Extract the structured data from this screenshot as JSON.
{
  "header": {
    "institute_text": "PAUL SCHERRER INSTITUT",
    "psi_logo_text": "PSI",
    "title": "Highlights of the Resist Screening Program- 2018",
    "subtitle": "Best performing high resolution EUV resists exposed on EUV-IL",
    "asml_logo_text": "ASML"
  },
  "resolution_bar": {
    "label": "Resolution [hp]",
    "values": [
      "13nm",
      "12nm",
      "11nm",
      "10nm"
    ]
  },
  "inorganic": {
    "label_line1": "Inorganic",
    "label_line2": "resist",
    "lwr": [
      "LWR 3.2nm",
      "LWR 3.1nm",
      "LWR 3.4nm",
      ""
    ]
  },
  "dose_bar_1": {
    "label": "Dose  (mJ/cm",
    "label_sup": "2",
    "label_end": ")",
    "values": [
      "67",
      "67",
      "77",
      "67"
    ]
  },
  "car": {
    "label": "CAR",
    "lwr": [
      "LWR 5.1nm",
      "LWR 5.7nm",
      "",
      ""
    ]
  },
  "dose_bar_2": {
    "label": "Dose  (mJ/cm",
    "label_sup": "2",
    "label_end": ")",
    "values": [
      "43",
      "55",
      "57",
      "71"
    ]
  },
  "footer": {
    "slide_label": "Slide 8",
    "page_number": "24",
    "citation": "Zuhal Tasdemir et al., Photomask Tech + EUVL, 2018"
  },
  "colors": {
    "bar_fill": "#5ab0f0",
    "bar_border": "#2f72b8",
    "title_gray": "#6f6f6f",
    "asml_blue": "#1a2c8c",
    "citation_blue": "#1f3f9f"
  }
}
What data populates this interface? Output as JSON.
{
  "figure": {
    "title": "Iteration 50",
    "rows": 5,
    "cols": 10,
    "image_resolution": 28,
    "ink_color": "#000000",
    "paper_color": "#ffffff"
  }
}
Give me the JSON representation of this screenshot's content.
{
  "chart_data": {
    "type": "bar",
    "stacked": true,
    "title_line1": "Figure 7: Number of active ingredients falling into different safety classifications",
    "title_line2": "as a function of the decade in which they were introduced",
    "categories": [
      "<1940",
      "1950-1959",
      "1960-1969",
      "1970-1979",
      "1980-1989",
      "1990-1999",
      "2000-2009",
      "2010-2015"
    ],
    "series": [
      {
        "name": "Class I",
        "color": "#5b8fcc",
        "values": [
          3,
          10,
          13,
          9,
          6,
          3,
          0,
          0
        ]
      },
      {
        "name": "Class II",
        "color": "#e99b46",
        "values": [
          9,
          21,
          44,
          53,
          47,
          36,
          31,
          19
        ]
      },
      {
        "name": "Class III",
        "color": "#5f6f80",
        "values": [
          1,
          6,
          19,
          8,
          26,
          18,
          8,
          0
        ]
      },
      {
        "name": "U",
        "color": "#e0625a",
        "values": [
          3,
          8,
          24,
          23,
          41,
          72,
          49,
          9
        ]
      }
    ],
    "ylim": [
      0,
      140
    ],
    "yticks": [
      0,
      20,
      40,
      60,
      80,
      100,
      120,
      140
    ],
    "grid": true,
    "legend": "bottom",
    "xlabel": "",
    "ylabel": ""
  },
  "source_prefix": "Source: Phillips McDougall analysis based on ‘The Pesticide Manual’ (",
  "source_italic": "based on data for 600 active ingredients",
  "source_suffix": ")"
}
● ● ● ●
▸ What is asked
Output the records above in their entirety, exactly.

▸ Task solution
Extract the structured data from this screenshot as JSON.
{
  "header": {
    "institute_text": "PAUL SCHERRER INSTITUT",
    "psi_logo_text": "PSI",
    "title": "Highlights of the Resist Screening Program- 2018",
    "subtitle": "Best performing high resolution EUV resists exposed on EUV-IL",
    "asml_logo_text": "ASML"
  },
  "resolution_bar": {
    "label": "Resolution [hp]",
    "values": [
      "13nm",
      "12nm",
      "11nm",
      "10nm"
    ]
  },
  "inorganic": {
    "label_line1": "Inorganic",
    "label_line2": "resist",
    "lwr": [
      "LWR 3.2nm",
      "LWR 3.1nm",
      "LWR 3.4nm",
      ""
    ]
  },
  "dose_bar_1": {
    "label": "Dose  (mJ/cm",
    "label_sup": "2",
    "label_end": ")",
    "values": [
      "67",
      "67",
      "77",
      "67"
    ]
  },
  "car": {
    "label": "CAR",
    "lwr": [
      "LWR 5.1nm",
      "LWR 5.7nm",
      "",
      ""
    ]
  },
  "dose_bar_2": {
    "label": "Dose  (mJ/cm",
    "label_sup": "2",
    "label_end": ")",
    "values": [
      "43",
      "55",
      "57",
      "71"
    ]
  },
  "footer": {
    "slide_label": "Slide 8",
    "page_number": "24",
    "citation": "Zuhal Tasdemir et al., Photomask Tech + EUVL, 2018"
  },
  "colors": {
    "bar_fill": "#5ab0f0",
    "bar_border": "#2f72b8",
    "title_gray": "#6f6f6f",
    "asml_blue": "#1a2c8c",
    "citation_blue": "#1f3f9f"
  }
}
What data populates this interface? Output as JSON.
{
  "figure": {
    "title": "Iteration 50",
    "rows": 5,
    "cols": 10,
    "image_resolution": 28,
    "ink_color": "#000000",
    "paper_color": "#ffffff"
  }
}
Give me the JSON representation of this screenshot's content.
{
  "chart_data": {
    "type": "bar",
    "stacked": true,
    "title_line1": "Figure 7: Number of active ingredients falling into different safety classifications",
    "title_line2": "as a function of the decade in which they were introduced",
    "categories": [
      "<1940",
      "1950-1959",
      "1960-1969",
      "1970-1979",
      "1980-1989",
      "1990-1999",
      "2000-2009",
      "2010-2015"
    ],
    "series": [
      {
        "name": "Class I",
        "color": "#5b8fcc",
        "values": [
          3,
          10,
          13,
          9,
          6,
          3,
          0,
          0
        ]
      },
      {
        "name": "Class II",
        "color": "#e99b46",
        "values": [
          9,
          21,
          44,
          53,
          47,
          36,
          31,
          19
        ]
      },
      {
        "name": "Class III",
        "color": "#5f6f80",
        "values": [
          1,
          6,
          19,
          8,
          26,
          18,
          8,
          0
        ]
      },
      {
        "name": "U",
        "color": "#e0625a",
        "values": [
          3,
          8,
          24,
          23,
          41,
          72,
          49,
          9
        ]
      }
    ],
    "ylim": [
      0,
      140
    ],
    "yticks": [
      0,
      20,
      40,
      60,
      80,
      100,
      120,
      140
    ],
    "grid": true,
    "legend": "bottom",
    "xlabel": "",
    "ylabel": ""
  },
  "source_prefix": "Source: Phillips McDougall analysis based on ‘The Pesticide Manual’ (",
  "source_italic": "based on data for 600 active ingredients",
  "source_suffix": ")"
}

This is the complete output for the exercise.